Problem requirements →
Every entry that follows should be reproduced exactly.

--- BEGIN Data for processing ---

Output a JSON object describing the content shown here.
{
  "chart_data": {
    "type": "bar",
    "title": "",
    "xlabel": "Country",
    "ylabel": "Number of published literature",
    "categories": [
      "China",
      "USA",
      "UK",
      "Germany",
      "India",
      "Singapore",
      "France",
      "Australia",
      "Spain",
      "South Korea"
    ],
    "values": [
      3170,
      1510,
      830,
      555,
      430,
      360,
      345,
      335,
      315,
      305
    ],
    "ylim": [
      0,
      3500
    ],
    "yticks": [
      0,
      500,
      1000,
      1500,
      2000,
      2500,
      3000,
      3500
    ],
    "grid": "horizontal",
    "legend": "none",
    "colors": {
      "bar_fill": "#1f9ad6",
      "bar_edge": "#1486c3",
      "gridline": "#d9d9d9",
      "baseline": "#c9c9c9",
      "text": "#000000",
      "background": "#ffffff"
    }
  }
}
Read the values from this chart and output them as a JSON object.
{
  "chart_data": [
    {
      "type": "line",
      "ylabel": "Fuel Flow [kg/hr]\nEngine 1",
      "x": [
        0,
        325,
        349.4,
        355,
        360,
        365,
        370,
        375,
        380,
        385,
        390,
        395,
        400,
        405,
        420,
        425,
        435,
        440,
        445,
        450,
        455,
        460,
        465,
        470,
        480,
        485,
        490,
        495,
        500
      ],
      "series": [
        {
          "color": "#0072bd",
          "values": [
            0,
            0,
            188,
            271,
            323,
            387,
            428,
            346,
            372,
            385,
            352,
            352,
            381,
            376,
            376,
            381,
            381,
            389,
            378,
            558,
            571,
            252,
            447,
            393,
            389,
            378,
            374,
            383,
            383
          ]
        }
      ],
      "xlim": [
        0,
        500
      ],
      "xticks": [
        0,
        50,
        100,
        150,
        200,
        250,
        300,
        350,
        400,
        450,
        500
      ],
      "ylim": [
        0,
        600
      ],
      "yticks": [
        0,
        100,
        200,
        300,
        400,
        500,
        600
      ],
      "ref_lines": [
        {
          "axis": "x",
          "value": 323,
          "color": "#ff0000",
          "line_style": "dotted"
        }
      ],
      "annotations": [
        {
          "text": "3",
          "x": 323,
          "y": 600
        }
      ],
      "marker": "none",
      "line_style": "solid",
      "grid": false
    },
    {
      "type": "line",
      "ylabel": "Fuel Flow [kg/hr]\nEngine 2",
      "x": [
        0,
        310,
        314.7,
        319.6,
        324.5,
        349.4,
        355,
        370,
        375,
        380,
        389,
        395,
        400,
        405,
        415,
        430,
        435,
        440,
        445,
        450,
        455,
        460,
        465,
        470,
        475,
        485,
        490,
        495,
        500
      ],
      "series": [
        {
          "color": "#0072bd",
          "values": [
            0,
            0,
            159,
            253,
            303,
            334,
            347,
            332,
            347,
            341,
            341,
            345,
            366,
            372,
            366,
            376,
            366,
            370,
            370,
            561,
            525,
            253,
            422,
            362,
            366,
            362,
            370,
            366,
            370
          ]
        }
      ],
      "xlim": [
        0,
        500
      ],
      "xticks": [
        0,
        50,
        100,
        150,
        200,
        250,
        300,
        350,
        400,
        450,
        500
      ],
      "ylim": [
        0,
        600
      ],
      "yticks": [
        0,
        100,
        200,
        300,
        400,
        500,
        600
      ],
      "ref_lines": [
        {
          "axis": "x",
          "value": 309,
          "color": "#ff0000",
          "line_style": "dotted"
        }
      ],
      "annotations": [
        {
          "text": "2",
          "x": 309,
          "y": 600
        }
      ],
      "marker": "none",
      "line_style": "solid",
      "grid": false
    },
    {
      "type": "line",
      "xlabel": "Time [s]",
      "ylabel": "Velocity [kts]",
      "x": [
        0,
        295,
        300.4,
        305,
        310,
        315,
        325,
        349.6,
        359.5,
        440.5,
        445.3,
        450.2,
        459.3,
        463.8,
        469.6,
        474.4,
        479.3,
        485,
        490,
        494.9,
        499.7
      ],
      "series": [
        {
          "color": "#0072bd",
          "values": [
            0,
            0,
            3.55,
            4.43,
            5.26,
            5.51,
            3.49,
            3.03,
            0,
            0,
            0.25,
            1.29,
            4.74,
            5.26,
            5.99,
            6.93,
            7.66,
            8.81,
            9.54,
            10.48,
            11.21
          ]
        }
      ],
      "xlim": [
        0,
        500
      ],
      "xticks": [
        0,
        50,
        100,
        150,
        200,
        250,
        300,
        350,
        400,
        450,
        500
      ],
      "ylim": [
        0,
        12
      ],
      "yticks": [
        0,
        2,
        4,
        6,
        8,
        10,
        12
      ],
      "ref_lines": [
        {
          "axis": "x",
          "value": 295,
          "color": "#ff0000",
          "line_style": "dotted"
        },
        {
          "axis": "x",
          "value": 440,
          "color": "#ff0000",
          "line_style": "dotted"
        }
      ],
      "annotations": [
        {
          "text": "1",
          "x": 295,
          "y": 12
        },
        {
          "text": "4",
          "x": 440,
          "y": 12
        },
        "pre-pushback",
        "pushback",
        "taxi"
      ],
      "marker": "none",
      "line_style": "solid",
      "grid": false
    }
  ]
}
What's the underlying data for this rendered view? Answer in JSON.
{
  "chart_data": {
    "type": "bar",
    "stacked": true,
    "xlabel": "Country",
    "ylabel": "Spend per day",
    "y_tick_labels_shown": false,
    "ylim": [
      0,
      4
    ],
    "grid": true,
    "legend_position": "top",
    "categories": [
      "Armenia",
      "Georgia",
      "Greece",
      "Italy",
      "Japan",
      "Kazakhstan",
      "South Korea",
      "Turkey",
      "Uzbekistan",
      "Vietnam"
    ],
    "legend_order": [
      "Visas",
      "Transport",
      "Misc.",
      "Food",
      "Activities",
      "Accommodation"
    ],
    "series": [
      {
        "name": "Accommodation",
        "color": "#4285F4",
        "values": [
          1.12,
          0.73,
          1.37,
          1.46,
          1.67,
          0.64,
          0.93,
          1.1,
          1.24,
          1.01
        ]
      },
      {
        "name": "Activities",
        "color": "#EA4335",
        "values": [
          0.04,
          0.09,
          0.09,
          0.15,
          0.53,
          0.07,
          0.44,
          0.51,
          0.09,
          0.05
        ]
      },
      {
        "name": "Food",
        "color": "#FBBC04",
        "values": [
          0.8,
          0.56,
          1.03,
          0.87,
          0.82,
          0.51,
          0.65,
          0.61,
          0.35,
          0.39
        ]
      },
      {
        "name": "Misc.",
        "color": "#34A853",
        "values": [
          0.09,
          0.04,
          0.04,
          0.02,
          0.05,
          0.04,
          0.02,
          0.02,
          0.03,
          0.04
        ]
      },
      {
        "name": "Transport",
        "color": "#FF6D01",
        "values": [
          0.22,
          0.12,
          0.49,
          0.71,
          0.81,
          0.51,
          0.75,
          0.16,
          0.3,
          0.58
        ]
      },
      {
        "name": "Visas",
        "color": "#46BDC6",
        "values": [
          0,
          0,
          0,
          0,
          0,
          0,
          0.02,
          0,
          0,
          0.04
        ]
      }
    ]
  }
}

--- END Data for processing ---

Result →
Output a JSON object describing the content shown here.
{
  "chart_data": {
    "type": "bar",
    "title": "",
    "xlabel": "Country",
    "ylabel": "Number of published literature",
    "categories": [
      "China",
      "USA",
      "UK",
      "Germany",
      "India",
      "Singapore",
      "France",
      "Australia",
      "Spain",
      "South Korea"
    ],
    "values": [
      3170,
      1510,
      830,
      555,
      430,
      360,
      345,
      335,
      315,
      305
    ],
    "ylim": [
      0,
      3500
    ],
    "yticks": [
      0,
      500,
      1000,
      1500,
      2000,
      2500,
      3000,
      3500
    ],
    "grid": "horizontal",
    "legend": "none",
    "colors": {
      "bar_fill": "#1f9ad6",
      "bar_edge": "#1486c3",
      "gridline": "#d9d9d9",
      "baseline": "#c9c9c9",
      "text": "#000000",
      "background": "#ffffff"
    }
  }
}
Read the values from this chart and output them as a JSON object.
{
  "chart_data": [
    {
      "type": "line",
      "ylabel": "Fuel Flow [kg/hr]\nEngine 1",
      "x": [
        0,
        325,
        349.4,
        355,
        360,
        365,
        370,
        375,
        380,
        385,
        390,
        395,
        400,
        405,
        420,
        425,
        435,
        440,
        445,
        450,
        455,
        460,
        465,
        470,
        480,
        485,
        490,
        495,
        500
      ],
      "series": [
        {
          "color": "#0072bd",
          "values": [
            0,
            0,
            188,
            271,
            323,
            387,
            428,
            346,
            372,
            385,
            352,
            352,
            381,
            376,
            376,
            381,
            381,
            389,
            378,
            558,
            571,
            252,
            447,
            393,
            389,
            378,
            374,
            383,
            383
          ]
        }
      ],
      "xlim": [
        0,
        500
      ],
      "xticks": [
        0,
        50,
        100,
        150,
        200,
        250,
        300,
        350,
        400,
        450,
        500
      ],
      "ylim": [
        0,
        600
      ],
      "yticks": [
        0,
        100,
        200,
        300,
        400,
        500,
        600
      ],
      "ref_lines": [
        {
          "axis": "x",
          "value": 323,
          "color": "#ff0000",
          "line_style": "dotted"
        }
      ],
      "annotations": [
        {
          "text": "3",
          "x": 323,
          "y": 600
        }
      ],
      "marker": "none",
      "line_style": "solid",
      "grid": false
    },
    {
      "type": "line",
      "ylabel": "Fuel Flow [kg/hr]\nEngine 2",
      "x": [
        0,
        310,
        314.7,
        319.6,
        324.5,
        349.4,
        355,
        370,
        375,
        380,
        389,
        395,
        400,
        405,
        415,
        430,
        435,
        440,
        445,
        450,
        455,
        460,
        465,
        470,
        475,
        485,
        490,
        495,
        500
      ],
      "series": [
        {
          "color": "#0072bd",
          "values": [
            0,
            0,
            159,
            253,
            303,
            334,
            347,
            332,
            347,
            341,
            341,
            345,
            366,
            372,
            366,
            376,
            366,
            370,
            370,
            561,
            525,
            253,
            422,
            362,
            366,
            362,
            370,
            366,
            370
          ]
        }
      ],
      "xlim": [
        0,
        500
      ],
      "xticks": [
        0,
        50,
        100,
        150,
        200,
        250,
        300,
        350,
        400,
        450,
        500
      ],
      "ylim": [
        0,
        600
      ],
      "yticks": [
        0,
        100,
        200,
        300,
        400,
        500,
        600
      ],
      "ref_lines": [
        {
          "axis": "x",
          "value": 309,
          "color": "#ff0000",
          "line_style": "dotted"
        }
      ],
      "annotations": [
        {
          "text": "2",
          "x": 309,
          "y": 600
        }
      ],
      "marker": "none",
      "line_style": "solid",
      "grid": false
    },
    {
      "type": "line",
      "xlabel": "Time [s]",
      "ylabel": "Velocity [kts]",
      "x": [
        0,
        295,
        300.4,
        305,
        310,
        315,
        325,
        349.6,
        359.5,
        440.5,
        445.3,
        450.2,
        459.3,
        463.8,
        469.6,
        474.4,
        479.3,
        485,
        490,
        494.9,
        499.7
      ],
      "series": [
        {
          "color": "#0072bd",
          "values": [
            0,
            0,
            3.55,
            4.43,
            5.26,
            5.51,
            3.49,
            3.03,
            0,
            0,
            0.25,
            1.29,
            4.74,
            5.26,
            5.99,
            6.93,
            7.66,
            8.81,
            9.54,
            10.48,
            11.21
          ]
        }
      ],
      "xlim": [
        0,
        500
      ],
      "xticks": [
        0,
        50,
        100,
        150,
        200,
        250,
        300,
        350,
        400,
        450,
        500
      ],
      "ylim": [
        0,
        12
      ],
      "yticks": [
        0,
        2,
        4,
        6,
        8,
        10,
        12
      ],
      "ref_lines": [
        {
          "axis": "x",
          "value": 295,
          "color": "#ff0000",
          "line_style": "dotted"
        },
        {
          "axis": "x",
          "value": 440,
          "color": "#ff0000",
          "line_style": "dotted"
        }
      ],
      "annotations": [
        {
          "text": "1",
          "x": 295,
          "y": 12
        },
        {
          "text": "4",
          "x": 440,
          "y": 12
        },
        "pre-pushback",
        "pushback",
        "taxi"
      ],
      "marker": "none",
      "line_style": "solid",
      "grid": false
    }
  ]
}
What's the underlying data for this rendered view? Answer in JSON.
{
  "chart_data": {
    "type": "bar",
    "stacked": true,
    "xlabel": "Country",
    "ylabel": "Spend per day",
    "y_tick_labels_shown": false,
    "ylim": [
      0,
      4
    ],
    "grid": true,
    "legend_position": "top",
    "categories": [
      "Armenia",
      "Georgia",
      "Greece",
      "Italy",
      "Japan",
      "Kazakhstan",
      "South Korea",
      "Turkey",
      "Uzbekistan",
      "Vietnam"
    ],
    "legend_order": [
      "Visas",
      "Transport",
      "Misc.",
      "Food",
      "Activities",
      "Accommodation"
    ],
    "series": [
      {
        "name": "Accommodation",
        "color": "#4285F4",
        "values": [
          1.12,
          0.73,
          1.37,
          1.46,
          1.67,
          0.64,
          0.93,
          1.1,
          1.24,
          1.01
        ]
      },
      {
        "name": "Activities",
        "color": "#EA4335",
        "values": [
          0.04,
          0.09,
          0.09,
          0.15,
          0.53,
          0.07,
          0.44,
          0.51,
          0.09,
          0.05
        ]
      },
      {
        "name": "Food",
        "color": "#FBBC04",
        "values": [
          0.8,
          0.56,
          1.03,
          0.87,
          0.82,
          0.51,
          0.65,
          0.61,
          0.35,
          0.39
        ]
      },
      {
        "name": "Misc.",
        "color": "#34A853",
        "values": [
          0.09,
          0.04,
          0.04,
          0.02,
          0.05,
          0.04,
          0.02,
          0.02,
          0.03,
          0.04
        ]
      },
      {
        "name": "Transport",
        "color": "#FF6D01",
        "values": [
          0.22,
          0.12,
          0.49,
          0.71,
          0.81,
          0.51,
          0.75,
          0.16,
          0.3,
          0.58
        ]
      },
      {
        "name": "Visas",
        "color": "#46BDC6",
        "values": [
          0,
          0,
          0,
          0,
          0,
          0,
          0.02,
          0,
          0,
          0.04
        ]
      }
    ]
  }
}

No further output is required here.